◆ **To be done**:
Search the records for "реализации". Copy every line where it appears.

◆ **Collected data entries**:
━━━━━━━━━━━━━━━━━━━━

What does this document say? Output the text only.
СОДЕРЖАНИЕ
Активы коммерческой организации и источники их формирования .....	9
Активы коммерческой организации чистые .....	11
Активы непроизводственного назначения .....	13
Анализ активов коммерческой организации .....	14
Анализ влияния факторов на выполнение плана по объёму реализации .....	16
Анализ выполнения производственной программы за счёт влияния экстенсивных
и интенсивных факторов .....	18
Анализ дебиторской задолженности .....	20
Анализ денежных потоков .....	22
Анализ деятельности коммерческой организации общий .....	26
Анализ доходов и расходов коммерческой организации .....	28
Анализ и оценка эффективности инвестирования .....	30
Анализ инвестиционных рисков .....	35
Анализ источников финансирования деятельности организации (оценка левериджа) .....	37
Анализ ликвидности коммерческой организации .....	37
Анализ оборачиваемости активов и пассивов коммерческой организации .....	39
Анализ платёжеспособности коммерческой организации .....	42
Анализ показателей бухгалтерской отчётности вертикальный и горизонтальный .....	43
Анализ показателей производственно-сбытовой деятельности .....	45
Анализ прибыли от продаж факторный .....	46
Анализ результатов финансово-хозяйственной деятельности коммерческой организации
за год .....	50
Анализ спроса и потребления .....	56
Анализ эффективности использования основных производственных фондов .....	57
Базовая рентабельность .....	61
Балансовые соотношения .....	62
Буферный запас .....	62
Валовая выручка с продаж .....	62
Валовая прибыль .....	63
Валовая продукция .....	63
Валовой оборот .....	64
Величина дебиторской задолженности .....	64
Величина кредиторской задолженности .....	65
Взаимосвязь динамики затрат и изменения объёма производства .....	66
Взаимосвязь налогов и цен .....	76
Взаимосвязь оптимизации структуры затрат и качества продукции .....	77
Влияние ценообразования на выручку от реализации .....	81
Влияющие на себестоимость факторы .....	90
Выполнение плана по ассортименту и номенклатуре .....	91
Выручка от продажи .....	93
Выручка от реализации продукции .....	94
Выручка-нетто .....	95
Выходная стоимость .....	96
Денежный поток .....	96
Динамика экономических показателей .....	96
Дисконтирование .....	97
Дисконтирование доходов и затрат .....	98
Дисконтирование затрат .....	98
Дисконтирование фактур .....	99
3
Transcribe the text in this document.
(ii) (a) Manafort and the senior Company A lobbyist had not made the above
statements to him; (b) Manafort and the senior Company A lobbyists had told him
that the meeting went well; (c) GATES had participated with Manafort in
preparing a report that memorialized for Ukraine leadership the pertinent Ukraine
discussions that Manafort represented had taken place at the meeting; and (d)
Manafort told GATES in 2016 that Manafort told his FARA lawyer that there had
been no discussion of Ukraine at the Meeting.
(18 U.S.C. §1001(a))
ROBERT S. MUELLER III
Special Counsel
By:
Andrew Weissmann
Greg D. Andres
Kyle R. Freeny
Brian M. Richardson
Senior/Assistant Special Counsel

━━━━━━━━━━━━━━━━━━━━

◆ **Solution to this exercise**:
Анализ влияния факторов на выполнение плана по объёму реализации .....	16
Влияние ценообразования на выручку от реализации .....	81
Выручка от реализации продукции .....	94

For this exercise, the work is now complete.